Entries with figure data

# # # # # # #

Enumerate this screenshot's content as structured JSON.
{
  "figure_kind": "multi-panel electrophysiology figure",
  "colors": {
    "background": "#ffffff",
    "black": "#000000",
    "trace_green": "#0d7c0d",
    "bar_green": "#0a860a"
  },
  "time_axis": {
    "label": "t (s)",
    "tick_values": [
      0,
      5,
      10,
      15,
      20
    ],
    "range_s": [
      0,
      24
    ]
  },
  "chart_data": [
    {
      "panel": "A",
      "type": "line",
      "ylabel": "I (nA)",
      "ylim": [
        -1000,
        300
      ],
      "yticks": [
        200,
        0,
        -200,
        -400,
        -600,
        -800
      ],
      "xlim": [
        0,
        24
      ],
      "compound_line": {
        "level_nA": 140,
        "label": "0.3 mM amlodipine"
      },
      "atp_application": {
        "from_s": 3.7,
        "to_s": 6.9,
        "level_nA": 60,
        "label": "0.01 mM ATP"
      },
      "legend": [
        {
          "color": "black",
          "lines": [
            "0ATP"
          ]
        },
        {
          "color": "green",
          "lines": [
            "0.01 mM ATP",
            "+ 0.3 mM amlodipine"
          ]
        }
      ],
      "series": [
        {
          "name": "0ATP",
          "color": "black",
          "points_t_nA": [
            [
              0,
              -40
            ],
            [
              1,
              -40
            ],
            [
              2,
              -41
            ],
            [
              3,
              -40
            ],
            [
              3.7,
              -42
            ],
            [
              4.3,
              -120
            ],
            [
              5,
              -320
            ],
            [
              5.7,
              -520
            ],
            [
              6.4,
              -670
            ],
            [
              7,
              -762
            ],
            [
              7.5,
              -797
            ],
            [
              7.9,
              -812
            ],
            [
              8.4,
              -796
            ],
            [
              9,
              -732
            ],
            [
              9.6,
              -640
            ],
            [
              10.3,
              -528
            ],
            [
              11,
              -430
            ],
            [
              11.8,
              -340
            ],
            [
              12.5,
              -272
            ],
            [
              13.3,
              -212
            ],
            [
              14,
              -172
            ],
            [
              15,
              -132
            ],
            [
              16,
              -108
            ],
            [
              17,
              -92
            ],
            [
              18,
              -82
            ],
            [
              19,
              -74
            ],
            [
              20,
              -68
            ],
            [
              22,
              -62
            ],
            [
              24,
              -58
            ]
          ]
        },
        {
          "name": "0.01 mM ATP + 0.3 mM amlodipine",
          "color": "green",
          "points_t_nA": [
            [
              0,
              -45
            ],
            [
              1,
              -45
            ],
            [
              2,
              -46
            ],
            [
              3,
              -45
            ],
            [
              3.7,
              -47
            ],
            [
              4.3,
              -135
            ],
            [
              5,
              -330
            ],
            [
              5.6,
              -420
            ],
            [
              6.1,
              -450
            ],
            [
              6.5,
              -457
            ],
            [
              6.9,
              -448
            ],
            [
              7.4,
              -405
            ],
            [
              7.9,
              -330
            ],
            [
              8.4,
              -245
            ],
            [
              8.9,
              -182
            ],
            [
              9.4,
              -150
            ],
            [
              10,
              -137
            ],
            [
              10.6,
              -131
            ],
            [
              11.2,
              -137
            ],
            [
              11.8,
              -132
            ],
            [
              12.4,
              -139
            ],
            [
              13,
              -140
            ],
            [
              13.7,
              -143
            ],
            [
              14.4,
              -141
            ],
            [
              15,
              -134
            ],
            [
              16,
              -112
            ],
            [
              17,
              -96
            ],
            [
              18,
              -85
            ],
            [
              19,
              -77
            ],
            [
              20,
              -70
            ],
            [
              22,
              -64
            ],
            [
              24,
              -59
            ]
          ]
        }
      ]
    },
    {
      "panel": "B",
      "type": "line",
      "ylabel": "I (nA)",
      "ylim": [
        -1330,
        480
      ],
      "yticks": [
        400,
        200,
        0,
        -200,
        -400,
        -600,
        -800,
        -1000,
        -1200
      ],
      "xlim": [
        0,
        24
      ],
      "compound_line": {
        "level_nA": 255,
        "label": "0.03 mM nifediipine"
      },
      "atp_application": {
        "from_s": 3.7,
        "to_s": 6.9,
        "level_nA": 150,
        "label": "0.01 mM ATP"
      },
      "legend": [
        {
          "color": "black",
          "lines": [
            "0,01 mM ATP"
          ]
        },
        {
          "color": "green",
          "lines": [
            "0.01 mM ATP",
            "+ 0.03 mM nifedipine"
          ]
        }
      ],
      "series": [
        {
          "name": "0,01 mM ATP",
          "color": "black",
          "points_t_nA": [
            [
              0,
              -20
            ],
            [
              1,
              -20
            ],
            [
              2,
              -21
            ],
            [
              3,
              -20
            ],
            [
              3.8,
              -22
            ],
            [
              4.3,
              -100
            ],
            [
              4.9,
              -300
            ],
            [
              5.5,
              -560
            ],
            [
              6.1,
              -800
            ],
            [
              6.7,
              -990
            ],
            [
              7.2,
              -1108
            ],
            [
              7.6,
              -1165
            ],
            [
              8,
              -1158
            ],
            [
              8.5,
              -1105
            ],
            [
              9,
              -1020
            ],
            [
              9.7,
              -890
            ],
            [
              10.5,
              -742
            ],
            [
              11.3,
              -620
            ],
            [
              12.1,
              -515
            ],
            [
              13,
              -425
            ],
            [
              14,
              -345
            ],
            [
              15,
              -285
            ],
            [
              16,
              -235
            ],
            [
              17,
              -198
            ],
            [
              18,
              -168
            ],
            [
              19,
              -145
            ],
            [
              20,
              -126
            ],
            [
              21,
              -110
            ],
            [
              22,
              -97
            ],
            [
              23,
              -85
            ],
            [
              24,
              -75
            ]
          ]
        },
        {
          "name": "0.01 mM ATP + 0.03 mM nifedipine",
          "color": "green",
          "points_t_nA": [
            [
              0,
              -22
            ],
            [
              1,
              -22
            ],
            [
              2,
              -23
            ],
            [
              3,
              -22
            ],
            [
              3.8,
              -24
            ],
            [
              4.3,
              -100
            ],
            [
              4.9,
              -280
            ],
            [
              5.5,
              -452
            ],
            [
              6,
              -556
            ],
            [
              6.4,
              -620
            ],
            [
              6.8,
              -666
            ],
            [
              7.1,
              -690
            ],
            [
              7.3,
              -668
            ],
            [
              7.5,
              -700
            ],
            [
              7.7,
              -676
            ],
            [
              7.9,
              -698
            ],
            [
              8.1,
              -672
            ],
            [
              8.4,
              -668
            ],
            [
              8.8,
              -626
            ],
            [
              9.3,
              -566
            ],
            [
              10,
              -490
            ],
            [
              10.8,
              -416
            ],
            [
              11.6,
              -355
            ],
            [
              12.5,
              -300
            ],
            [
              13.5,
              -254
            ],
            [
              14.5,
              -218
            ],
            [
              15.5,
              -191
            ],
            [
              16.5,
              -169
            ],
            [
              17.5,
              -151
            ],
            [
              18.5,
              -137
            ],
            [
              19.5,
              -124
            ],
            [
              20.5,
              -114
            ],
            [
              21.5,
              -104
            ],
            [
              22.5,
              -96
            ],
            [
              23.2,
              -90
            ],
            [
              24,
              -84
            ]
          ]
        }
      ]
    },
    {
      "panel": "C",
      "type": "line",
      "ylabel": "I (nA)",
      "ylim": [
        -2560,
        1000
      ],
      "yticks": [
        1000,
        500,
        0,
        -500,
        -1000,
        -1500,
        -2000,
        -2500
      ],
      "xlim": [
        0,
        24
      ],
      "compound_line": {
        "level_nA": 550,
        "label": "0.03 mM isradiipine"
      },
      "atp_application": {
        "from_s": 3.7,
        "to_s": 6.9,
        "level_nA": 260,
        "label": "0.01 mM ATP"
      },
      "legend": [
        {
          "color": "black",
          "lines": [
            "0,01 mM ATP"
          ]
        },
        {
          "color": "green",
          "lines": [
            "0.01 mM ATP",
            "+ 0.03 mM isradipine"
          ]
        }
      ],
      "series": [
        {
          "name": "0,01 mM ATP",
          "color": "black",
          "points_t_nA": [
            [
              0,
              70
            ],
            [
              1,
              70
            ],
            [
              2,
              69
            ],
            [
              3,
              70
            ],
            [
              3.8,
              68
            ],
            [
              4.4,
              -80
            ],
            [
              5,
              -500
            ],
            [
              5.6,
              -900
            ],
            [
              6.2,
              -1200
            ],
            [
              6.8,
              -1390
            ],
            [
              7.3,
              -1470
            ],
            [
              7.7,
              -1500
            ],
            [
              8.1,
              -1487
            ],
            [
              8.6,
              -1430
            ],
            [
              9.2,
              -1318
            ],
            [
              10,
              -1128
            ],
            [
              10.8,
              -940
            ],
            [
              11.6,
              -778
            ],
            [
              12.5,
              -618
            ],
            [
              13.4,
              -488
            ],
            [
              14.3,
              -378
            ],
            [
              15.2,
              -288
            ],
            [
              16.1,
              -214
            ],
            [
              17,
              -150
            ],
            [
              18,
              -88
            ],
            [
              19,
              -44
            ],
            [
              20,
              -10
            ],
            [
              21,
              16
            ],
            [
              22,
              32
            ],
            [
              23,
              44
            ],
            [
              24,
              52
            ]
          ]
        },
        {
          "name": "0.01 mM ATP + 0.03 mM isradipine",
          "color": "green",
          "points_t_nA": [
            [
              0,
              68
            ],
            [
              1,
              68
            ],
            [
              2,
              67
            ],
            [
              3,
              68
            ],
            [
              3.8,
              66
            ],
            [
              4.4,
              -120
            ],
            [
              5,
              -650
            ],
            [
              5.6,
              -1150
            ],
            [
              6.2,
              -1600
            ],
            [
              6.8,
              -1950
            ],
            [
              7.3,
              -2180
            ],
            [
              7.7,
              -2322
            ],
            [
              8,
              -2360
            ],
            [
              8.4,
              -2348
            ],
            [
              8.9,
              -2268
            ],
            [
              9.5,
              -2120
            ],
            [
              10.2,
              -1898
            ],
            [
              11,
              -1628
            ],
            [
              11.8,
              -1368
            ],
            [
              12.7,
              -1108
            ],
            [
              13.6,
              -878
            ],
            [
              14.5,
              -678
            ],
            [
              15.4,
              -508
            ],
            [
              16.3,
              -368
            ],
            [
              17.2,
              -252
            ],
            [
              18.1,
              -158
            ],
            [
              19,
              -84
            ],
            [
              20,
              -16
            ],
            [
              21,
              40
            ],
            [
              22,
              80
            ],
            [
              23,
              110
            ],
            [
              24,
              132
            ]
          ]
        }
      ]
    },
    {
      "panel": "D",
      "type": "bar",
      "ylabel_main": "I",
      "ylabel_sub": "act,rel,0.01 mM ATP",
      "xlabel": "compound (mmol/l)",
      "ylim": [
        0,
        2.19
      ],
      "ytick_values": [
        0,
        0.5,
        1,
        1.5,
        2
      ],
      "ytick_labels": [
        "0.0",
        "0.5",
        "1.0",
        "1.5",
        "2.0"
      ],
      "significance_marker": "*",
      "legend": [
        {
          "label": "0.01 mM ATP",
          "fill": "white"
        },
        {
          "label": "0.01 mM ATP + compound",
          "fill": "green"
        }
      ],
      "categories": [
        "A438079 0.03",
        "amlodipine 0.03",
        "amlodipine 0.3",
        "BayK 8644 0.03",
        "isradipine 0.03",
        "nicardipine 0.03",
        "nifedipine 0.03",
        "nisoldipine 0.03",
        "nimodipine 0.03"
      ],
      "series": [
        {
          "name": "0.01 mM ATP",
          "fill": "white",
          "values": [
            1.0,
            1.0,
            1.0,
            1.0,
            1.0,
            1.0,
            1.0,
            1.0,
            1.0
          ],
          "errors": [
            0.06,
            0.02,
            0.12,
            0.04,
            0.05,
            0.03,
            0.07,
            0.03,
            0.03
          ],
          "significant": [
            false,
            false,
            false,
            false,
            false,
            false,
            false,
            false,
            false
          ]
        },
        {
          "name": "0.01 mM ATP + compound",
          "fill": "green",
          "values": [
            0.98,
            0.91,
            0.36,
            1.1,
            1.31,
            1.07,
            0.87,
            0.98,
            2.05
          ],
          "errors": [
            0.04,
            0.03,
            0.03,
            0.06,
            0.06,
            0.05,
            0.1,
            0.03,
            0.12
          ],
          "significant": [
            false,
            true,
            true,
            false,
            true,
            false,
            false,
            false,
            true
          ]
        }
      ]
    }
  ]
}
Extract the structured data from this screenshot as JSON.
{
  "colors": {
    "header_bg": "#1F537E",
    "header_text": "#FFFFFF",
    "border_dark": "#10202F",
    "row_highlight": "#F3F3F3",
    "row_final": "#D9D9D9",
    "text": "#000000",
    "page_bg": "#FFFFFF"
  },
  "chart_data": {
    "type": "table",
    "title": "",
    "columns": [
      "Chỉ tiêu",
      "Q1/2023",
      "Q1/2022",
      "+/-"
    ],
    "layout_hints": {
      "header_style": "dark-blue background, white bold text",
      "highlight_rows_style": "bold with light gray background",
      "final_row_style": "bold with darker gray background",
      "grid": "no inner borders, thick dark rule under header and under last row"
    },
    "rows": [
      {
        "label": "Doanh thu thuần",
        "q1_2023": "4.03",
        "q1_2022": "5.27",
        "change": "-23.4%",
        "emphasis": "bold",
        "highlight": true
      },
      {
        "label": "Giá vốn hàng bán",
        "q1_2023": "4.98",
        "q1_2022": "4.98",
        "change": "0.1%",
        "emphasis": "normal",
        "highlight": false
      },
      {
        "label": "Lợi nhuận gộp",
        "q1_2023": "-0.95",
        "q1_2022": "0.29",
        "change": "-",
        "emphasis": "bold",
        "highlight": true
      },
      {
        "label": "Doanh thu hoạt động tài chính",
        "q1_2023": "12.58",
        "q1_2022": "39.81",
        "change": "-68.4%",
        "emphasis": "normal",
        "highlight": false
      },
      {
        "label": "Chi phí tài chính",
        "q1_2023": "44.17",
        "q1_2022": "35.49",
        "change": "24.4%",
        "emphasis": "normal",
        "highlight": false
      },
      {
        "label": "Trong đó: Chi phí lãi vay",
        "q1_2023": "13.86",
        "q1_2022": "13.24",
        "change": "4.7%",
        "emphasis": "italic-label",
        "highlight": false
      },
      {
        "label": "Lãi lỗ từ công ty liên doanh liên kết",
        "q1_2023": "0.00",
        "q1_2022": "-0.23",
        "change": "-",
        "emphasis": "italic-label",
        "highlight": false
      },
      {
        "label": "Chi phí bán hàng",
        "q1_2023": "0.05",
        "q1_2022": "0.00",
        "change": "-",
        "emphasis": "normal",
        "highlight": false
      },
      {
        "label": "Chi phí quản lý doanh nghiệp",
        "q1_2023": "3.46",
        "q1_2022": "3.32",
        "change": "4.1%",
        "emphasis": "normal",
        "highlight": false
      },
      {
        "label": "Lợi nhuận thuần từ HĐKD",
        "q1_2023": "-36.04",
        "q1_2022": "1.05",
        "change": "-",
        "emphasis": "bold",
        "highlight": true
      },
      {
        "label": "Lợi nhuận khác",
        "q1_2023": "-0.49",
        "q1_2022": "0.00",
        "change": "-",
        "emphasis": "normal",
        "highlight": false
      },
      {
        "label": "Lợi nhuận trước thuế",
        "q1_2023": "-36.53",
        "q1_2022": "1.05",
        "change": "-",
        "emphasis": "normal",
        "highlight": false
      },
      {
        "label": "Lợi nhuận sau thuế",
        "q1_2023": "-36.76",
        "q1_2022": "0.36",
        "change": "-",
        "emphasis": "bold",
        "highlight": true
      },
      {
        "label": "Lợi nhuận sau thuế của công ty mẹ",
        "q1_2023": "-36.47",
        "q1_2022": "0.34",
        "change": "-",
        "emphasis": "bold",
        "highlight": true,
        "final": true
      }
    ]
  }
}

# # # # # # #

◆ **Problem description**:
Show every line from the entries above in which the word "fill" appears.

◆ **Task response**:
          "fill": "white"
          "fill": "green"
          "fill": "white",
          "fill": "green",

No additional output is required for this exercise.